> _Problems and tasks_:
1) Check whether each statement agrees with the passage on unconditional love. Answer yes or no for each, and quote the words of the passage that decide it. (a) The passage says we bail out when things get tough. (b) The passage cites 1 John 3 for our obligation. (c) The passage says God loves the terrorist.
2) Update the rows from the one containing "data-label: 34% — [432, 121, 450, 131]" down through the one containing "x-tick-label: Left-Out Left" by changing "data-label" to "value-label" throughout. Return only those rows.

> _Document excerpt_:
····················
Love unconditionally. That means you endure – even if your spouse cheats on you, even if she’s anorexic, or depressed, or he steals $2.1 million. You are one. Just love; in spite of the failings, you are called to love.


But, we are a throw away culture. We bail out when things get tough, when we don’t feel “happy” or “fulfilled”. We set expectations for others, yet want a free ride for ourselves.


God loves each and every one of us. We are precious in His sight. He loves the lame, the autistic, the rapist, the terrorist. He loves us even when we are nothing but self-centered, vicious bastards.


When we profess love for another we need to mean it. Look past the blemishes, the quirks, the sins.


1 John 4 describes in simple, beautiful words, our obligation.


“We love, because He first loved us. If someone says ‘I Love God’ and hates his brother, he is a liar; for if you hate your brother who you see, you cannot love God, who is not seen.”
····················
> _Items_:
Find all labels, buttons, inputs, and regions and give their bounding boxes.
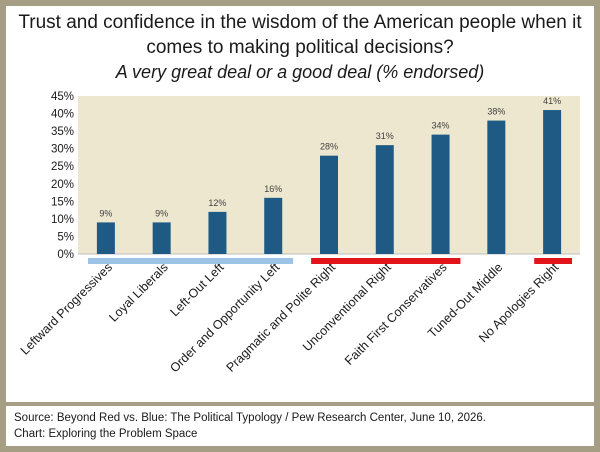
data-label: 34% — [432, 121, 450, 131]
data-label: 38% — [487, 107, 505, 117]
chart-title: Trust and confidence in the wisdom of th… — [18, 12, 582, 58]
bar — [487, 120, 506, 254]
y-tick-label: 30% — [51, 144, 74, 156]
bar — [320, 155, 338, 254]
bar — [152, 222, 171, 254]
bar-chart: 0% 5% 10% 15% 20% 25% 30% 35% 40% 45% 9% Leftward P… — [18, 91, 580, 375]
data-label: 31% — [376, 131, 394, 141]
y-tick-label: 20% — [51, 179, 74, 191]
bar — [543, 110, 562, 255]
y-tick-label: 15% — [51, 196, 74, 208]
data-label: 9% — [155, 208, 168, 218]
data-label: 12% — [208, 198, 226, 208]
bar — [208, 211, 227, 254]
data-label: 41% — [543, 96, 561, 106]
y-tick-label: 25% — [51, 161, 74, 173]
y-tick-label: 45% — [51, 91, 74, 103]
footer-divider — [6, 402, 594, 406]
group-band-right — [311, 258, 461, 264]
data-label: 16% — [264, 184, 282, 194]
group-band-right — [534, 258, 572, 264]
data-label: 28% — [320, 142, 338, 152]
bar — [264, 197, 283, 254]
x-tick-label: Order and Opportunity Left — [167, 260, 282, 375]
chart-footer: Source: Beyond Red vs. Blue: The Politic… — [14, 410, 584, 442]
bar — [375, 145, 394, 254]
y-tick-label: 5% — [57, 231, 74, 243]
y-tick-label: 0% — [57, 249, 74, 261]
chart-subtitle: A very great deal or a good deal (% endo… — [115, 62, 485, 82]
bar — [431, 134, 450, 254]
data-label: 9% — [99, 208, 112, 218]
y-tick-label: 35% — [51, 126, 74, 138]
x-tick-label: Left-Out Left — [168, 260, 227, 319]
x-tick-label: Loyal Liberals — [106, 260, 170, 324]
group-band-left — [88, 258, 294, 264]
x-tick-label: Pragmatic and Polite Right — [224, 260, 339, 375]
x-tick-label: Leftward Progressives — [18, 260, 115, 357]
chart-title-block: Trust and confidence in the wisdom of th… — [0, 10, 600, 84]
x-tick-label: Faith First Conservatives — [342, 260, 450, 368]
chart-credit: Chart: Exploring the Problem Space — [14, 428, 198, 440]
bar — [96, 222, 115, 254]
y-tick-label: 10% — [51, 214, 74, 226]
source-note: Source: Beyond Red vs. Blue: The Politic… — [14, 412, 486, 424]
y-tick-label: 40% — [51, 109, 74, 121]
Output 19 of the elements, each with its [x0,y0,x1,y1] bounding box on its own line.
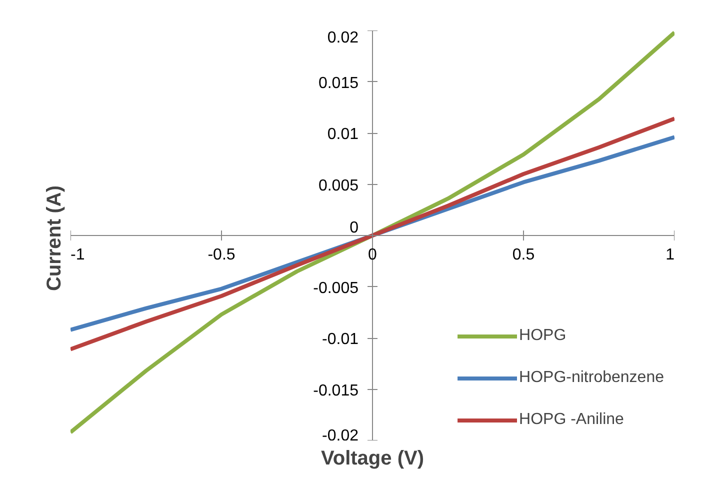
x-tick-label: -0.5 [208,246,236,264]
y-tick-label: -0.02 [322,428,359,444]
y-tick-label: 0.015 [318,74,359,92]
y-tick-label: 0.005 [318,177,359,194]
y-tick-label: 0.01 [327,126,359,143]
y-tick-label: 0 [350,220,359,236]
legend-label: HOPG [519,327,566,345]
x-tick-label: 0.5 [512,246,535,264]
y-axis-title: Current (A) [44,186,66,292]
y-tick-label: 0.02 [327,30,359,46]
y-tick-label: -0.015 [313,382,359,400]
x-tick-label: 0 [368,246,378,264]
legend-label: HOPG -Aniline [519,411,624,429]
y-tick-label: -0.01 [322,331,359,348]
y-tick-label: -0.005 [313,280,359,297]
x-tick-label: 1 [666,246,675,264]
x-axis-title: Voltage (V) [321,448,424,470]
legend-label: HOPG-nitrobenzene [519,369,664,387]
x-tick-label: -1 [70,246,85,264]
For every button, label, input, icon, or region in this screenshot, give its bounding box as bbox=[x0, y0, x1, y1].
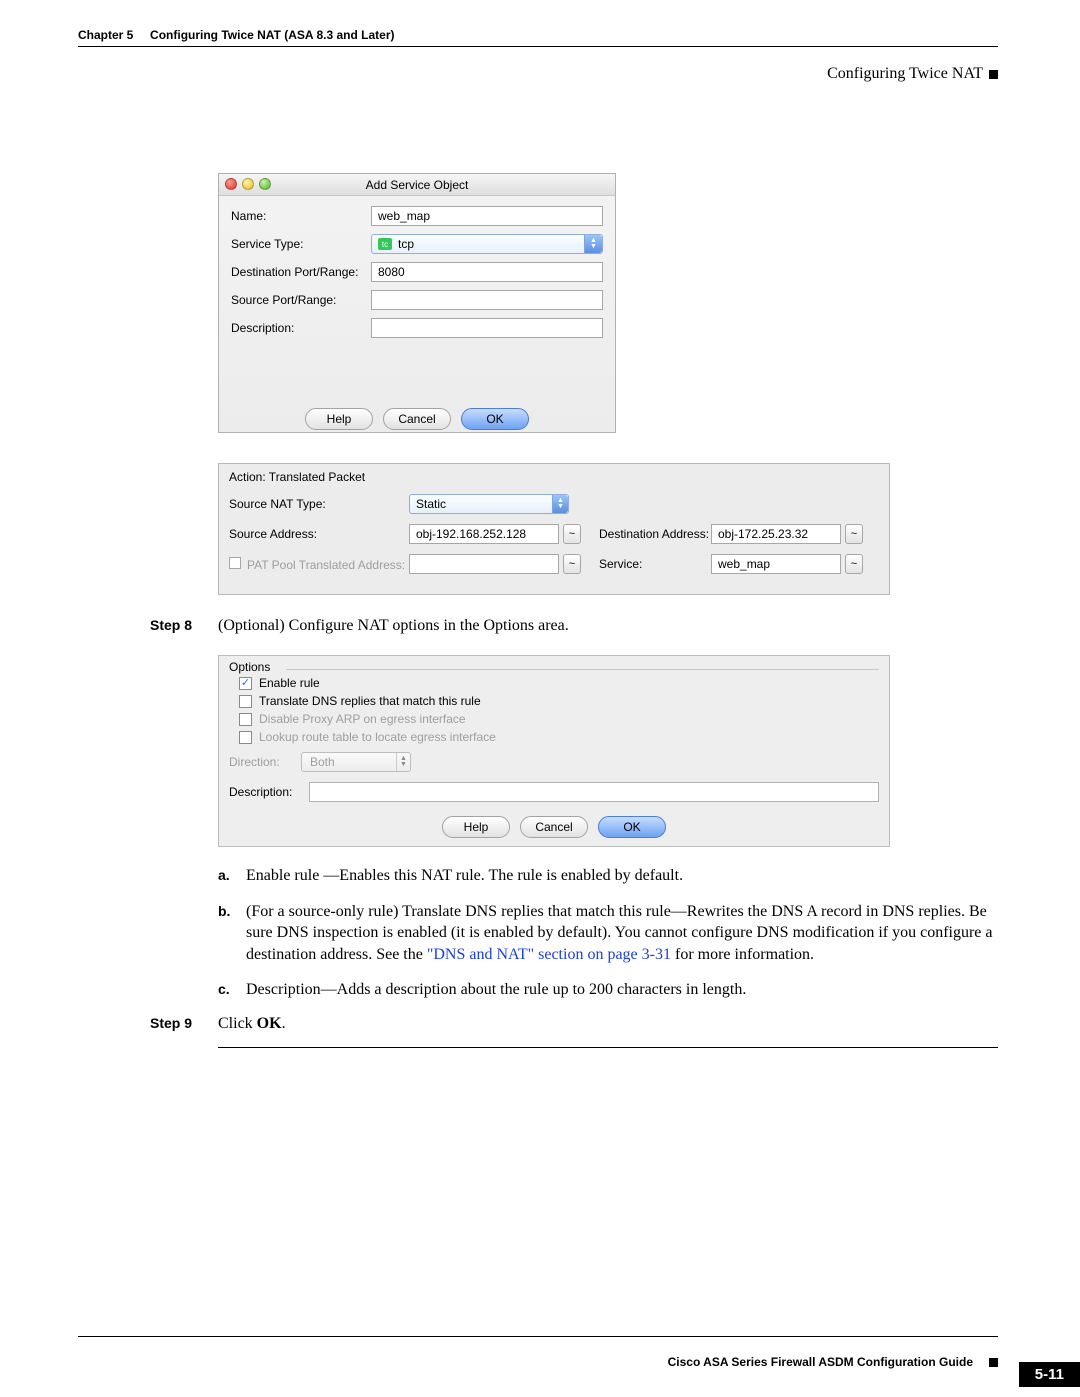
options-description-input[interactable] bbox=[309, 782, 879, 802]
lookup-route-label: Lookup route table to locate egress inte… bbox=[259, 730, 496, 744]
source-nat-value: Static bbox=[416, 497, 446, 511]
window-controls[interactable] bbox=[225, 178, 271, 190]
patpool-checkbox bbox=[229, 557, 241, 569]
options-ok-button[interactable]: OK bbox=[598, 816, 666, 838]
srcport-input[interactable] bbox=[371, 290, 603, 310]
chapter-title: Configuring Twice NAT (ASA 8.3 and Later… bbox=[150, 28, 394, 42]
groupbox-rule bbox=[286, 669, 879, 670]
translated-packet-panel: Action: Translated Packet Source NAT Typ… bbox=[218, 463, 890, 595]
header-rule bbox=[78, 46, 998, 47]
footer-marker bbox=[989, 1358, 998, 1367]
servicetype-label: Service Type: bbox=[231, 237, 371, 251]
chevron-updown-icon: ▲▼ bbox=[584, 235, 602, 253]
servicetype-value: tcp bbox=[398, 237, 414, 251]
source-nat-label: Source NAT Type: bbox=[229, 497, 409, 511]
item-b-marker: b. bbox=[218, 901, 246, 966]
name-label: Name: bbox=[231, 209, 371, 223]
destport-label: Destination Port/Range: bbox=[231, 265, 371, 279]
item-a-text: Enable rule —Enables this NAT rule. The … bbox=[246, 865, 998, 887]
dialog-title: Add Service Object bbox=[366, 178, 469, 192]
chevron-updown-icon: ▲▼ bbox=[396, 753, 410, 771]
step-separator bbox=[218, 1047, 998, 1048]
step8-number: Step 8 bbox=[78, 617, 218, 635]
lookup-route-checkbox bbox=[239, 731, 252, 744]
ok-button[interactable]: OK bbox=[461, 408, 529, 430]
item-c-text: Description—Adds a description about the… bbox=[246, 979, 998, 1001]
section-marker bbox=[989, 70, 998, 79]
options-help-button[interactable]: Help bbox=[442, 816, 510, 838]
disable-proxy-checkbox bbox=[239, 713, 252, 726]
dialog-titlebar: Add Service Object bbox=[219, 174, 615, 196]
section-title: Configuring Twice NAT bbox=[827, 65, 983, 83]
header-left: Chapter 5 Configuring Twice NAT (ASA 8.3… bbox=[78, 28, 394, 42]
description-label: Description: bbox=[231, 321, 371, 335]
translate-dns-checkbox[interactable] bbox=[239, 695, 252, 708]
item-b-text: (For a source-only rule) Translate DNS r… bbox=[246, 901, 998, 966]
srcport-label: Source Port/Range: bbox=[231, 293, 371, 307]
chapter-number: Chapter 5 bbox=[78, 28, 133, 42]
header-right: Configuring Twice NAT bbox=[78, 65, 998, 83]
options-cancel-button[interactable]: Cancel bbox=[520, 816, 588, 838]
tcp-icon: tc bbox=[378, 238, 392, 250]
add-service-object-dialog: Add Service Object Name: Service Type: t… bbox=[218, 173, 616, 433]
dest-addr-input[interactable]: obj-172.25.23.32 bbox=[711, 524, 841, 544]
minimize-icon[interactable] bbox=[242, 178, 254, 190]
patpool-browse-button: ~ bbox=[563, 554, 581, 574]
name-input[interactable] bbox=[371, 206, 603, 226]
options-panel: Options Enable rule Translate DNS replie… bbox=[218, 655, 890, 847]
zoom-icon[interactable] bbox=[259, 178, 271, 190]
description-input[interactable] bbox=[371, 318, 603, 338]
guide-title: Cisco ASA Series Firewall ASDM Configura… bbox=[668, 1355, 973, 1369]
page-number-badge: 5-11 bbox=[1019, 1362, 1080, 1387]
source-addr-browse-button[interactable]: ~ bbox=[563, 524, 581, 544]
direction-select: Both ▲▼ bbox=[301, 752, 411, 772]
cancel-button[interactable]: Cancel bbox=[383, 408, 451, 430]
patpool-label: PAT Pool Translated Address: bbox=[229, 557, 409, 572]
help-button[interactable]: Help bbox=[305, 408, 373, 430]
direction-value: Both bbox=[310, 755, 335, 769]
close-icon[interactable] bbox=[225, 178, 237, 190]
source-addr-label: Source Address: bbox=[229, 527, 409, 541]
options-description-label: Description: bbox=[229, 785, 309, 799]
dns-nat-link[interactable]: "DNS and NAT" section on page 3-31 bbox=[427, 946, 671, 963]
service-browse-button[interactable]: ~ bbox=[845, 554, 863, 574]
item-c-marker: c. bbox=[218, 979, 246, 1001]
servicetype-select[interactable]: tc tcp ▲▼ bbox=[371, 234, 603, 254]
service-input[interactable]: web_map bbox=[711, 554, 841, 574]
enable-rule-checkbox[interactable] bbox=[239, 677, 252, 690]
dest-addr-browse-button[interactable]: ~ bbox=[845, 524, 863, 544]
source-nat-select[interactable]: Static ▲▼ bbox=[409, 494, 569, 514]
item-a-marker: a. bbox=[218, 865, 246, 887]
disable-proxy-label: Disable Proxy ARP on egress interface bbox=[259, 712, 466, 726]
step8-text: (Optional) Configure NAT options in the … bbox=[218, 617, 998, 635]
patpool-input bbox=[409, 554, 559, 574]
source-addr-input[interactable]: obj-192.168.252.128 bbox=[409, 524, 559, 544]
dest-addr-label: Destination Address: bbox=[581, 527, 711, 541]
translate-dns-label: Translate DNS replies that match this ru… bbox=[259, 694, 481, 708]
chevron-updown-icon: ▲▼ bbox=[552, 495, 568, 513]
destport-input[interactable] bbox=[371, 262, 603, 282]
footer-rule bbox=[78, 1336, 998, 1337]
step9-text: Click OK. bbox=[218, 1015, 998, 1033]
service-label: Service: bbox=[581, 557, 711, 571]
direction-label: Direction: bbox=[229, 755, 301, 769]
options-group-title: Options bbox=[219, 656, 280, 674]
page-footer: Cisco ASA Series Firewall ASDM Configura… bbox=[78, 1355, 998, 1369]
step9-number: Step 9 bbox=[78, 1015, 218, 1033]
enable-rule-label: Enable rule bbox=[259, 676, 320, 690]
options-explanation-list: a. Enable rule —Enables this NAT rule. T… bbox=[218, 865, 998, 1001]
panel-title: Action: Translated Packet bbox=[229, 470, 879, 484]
····················
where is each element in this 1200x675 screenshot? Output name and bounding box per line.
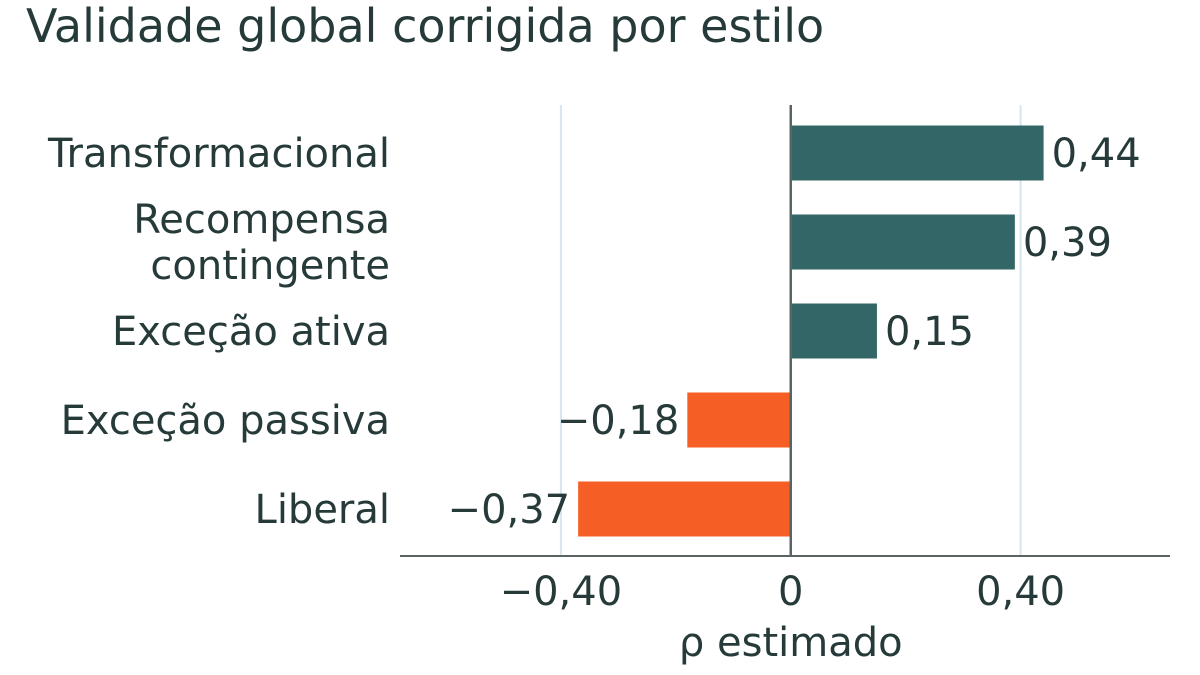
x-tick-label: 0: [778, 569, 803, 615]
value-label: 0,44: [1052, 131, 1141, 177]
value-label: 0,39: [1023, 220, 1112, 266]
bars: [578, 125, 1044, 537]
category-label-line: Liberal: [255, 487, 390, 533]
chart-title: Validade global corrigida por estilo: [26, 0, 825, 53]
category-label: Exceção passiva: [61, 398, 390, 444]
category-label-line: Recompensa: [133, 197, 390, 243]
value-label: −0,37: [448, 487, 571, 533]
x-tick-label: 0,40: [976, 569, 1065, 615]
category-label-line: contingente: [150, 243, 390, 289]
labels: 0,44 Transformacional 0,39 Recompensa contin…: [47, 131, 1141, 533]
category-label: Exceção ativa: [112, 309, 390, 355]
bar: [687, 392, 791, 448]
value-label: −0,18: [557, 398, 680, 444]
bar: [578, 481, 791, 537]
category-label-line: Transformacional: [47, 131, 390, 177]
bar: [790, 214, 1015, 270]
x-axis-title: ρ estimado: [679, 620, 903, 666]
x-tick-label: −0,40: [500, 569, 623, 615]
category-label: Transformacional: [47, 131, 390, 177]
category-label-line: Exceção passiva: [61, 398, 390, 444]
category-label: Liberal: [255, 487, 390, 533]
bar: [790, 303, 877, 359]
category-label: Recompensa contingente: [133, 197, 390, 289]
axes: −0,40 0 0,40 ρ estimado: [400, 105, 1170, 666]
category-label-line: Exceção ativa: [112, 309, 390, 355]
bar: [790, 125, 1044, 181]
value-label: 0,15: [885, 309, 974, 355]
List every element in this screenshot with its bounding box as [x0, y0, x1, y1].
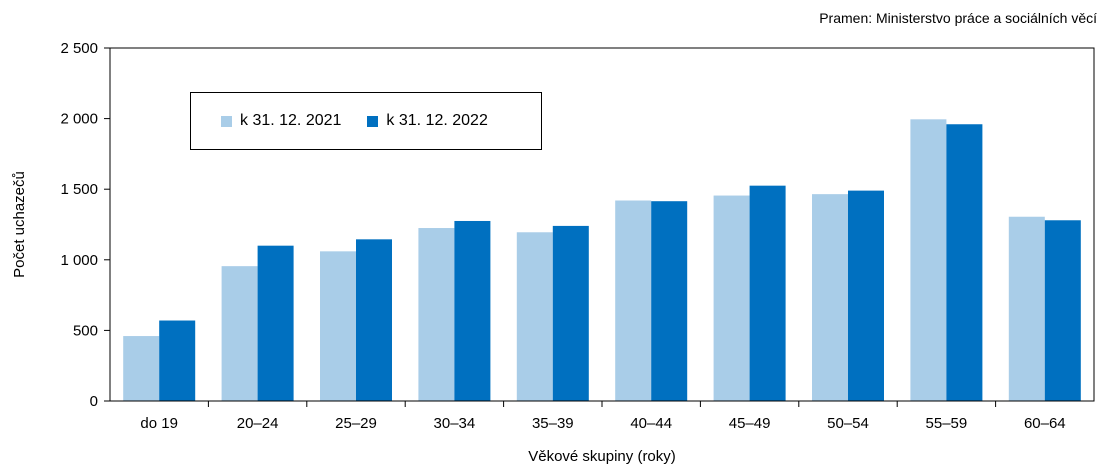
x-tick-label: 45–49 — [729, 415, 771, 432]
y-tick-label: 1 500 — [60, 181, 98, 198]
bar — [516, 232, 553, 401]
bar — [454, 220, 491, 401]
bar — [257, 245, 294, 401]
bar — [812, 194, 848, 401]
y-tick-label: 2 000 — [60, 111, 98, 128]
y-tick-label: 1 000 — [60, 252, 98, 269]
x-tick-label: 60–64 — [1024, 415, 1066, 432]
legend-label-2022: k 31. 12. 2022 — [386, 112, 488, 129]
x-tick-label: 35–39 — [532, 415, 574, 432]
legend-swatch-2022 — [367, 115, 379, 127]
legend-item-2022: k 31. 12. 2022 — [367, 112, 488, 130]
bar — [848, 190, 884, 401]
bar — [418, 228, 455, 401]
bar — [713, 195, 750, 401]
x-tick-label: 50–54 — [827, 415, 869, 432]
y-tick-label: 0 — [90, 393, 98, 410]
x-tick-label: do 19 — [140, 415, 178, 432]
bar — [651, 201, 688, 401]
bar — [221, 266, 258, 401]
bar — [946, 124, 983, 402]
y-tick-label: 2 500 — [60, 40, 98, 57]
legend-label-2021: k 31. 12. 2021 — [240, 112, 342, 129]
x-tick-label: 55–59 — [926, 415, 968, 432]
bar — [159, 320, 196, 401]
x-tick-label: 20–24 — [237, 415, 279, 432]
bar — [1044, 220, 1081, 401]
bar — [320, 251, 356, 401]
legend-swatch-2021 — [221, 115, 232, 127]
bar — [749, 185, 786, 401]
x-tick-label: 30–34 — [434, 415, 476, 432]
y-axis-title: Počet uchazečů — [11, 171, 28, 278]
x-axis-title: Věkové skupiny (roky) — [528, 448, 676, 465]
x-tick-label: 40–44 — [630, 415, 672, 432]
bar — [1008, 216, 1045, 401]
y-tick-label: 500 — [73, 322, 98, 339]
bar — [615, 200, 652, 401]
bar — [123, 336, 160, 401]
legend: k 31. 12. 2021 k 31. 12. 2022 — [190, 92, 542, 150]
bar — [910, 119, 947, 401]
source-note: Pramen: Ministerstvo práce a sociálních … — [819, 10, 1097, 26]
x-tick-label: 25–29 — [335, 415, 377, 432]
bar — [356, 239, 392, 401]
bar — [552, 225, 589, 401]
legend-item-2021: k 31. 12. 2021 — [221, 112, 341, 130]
····················
> _Outputs_:
1)
(a) Yes: "We bail out when things get tough"
(b) No: "1 John 4 describes in simple, beautiful words, our obligation."
(c) Yes: "He loves the lame, the autistic, the rapist, the terrorist."

2)
value-label: 34% — [432, 121, 450, 131]
value-label: 38% — [487, 107, 505, 117]
chart-title: Trust and confidence in the wisdom of th… — [18, 12, 582, 58]
bar — [487, 120, 506, 254]
y-tick-label: 30% — [51, 144, 74, 156]
bar — [320, 155, 338, 254]
bar — [152, 222, 171, 254]
bar-chart: 0% 5% 10% 15% 20% 25% 30% 35% 40% 45% 9% Leftward P… — [18, 91, 580, 375]
value-label: 31% — [376, 131, 394, 141]
y-tick-label: 20% — [51, 179, 74, 191]
bar — [543, 110, 562, 255]
y-tick-label: 15% — [51, 196, 74, 208]
value-label: 9% — [155, 208, 168, 218]
value-label: 12% — [208, 198, 226, 208]
bar — [208, 211, 227, 254]
value-label: 41% — [543, 96, 561, 106]
y-tick-label: 25% — [51, 161, 74, 173]
y-tick-label: 45% — [51, 91, 74, 103]
footer-divider — [6, 402, 594, 406]
group-band-right — [311, 258, 461, 264]
value-label: 16% — [264, 184, 282, 194]
group-band-right — [534, 258, 572, 264]
value-label: 28% — [320, 142, 338, 152]
bar — [264, 197, 283, 254]
x-tick-label: Order and Opportunity Left — [167, 260, 282, 375]
chart-footer: Source: Beyond Red vs. Blue: The Politic… — [14, 410, 584, 442]
bar — [375, 145, 394, 254]
y-tick-label: 5% — [57, 231, 74, 243]
y-tick-label: 0% — [57, 249, 74, 261]
chart-subtitle: A very great deal or a good deal (% endo… — [115, 62, 485, 82]
bar — [431, 134, 450, 254]
value-label: 9% — [99, 208, 112, 218]
y-tick-label: 35% — [51, 126, 74, 138]
x-tick-label: Left-Out Left — [168, 260, 227, 319]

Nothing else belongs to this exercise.